Exercise objective: Reproduce the rows from the start through the line containing "The transmission amplifier", inclusive, with "engine control unit" renamed to "ECU" and nothing else changed. Leave the pictures out.

Provided information:
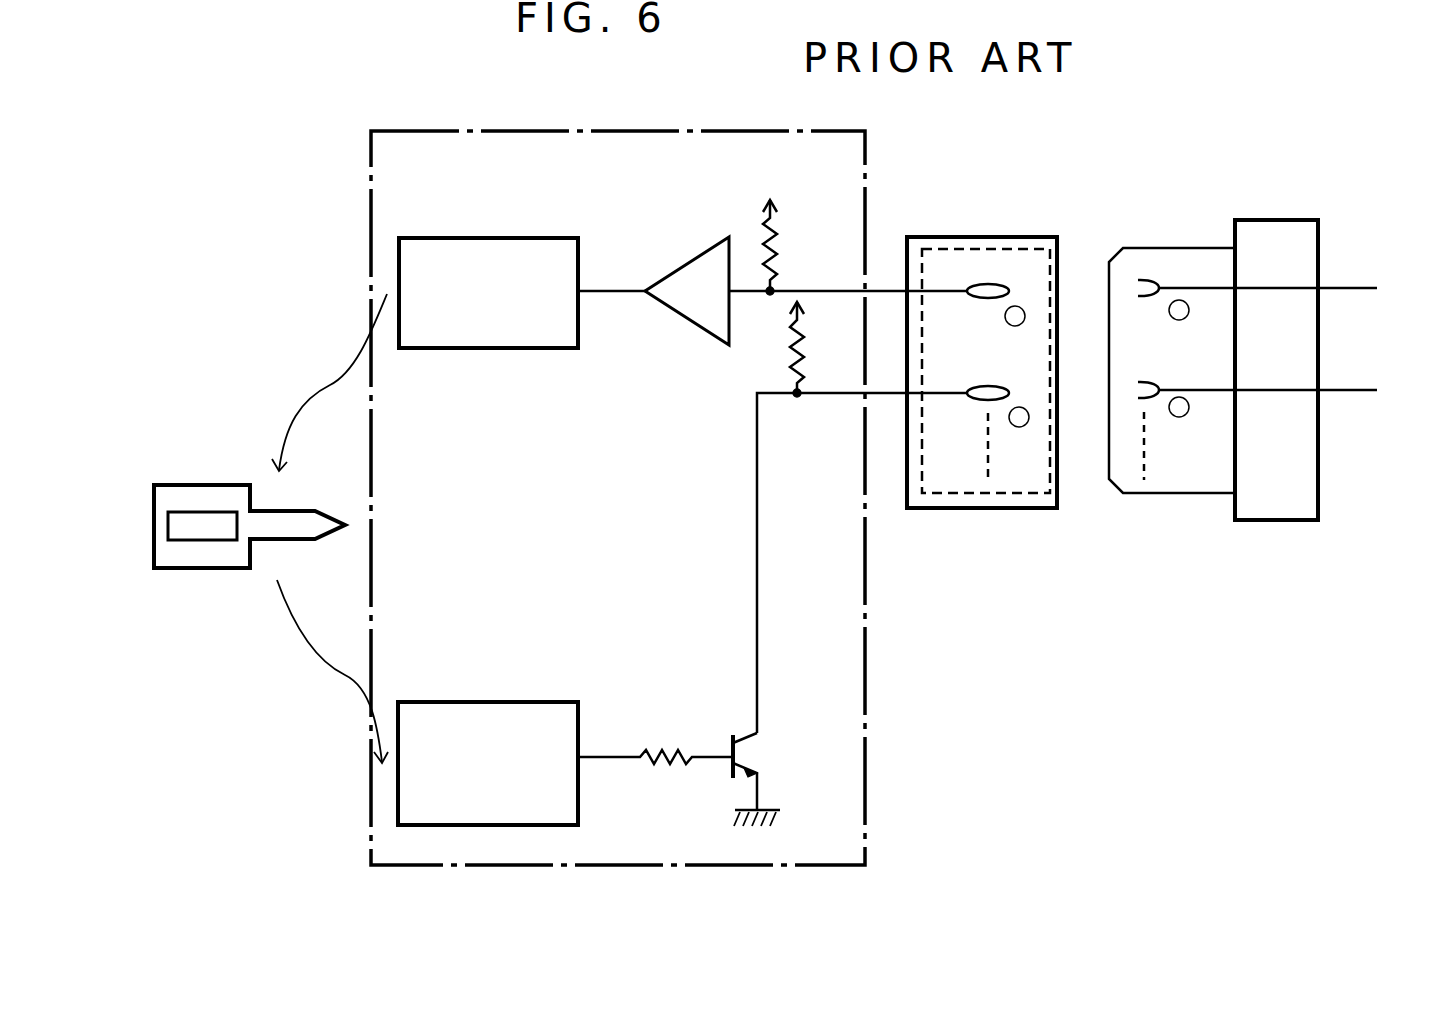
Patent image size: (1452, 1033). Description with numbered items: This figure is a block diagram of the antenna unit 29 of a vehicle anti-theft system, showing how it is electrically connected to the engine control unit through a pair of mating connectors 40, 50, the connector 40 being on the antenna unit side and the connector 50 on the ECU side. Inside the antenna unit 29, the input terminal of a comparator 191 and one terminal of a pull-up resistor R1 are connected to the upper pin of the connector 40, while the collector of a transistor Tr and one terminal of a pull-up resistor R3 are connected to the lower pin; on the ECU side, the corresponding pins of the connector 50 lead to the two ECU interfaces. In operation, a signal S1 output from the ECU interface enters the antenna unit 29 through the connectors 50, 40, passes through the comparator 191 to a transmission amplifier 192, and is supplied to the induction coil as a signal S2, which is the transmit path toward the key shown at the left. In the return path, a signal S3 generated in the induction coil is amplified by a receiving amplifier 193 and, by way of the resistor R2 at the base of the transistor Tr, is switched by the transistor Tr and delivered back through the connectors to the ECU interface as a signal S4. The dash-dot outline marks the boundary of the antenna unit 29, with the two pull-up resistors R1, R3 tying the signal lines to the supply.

The antenna unit 29 is at (541, 131).
The transmission amplifier 192 is at (488, 238).
The comparator 191 is at (683, 269).
The receiving amplifier 193 is at (536, 669).
The connector 40 is at (982, 337).
The connector 50 is at (1273, 332).
The pull-up resistor R1 is at (795, 245).
The resistor R2 is at (655, 743).
The pull-up resistor R3 is at (822, 349).
The transistor Tr is at (763, 779).
The signal S1 is at (885, 289).
The signal S2 is at (303, 387).
The signal S3 is at (303, 677).
The signal S4 is at (757, 534).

Result of this task:
Patent image size: (1452, 1033). Description with numbered items: This figure is a block diagram of the antenna unit 29 of a vehicle anti-theft system, showing how it is electrically connected to the ECU through a pair of mating connectors 40, 50, the connector 40 being on the antenna unit side and the connector 50 on the ECU side. Inside the antenna unit 29, the input terminal of a comparator 191 and one terminal of a pull-up resistor R1 are connected to the upper pin of the connector 40, while the collector of a transistor Tr and one terminal of a pull-up resistor R3 are connected to the lower pin; on the ECU side, the corresponding pins of the connector 50 lead to the two ECU interfaces. In operation, a signal S1 output from the ECU interface enters the antenna unit 29 through the connectors 50, 40, passes through the comparator 191 to a transmission amplifier 192, and is supplied to the induction coil as a signal S2, which is the transmit path toward the key shown at the left. In the return path, a signal S3 generated in the induction coil is amplified by a receiving amplifier 193 and, by way of the resistor R2 at the base of the transistor Tr, is switched by the transistor Tr and delivered back through the connectors to the ECU interface as a signal S4. The dash-dot outline marks the boundary of the antenna unit 29, with the two pull-up resistors R1, R3 tying the signal lines to the supply.

The antenna unit 29 is at (541, 131).
The transmission amplifier 192 is at (488, 238).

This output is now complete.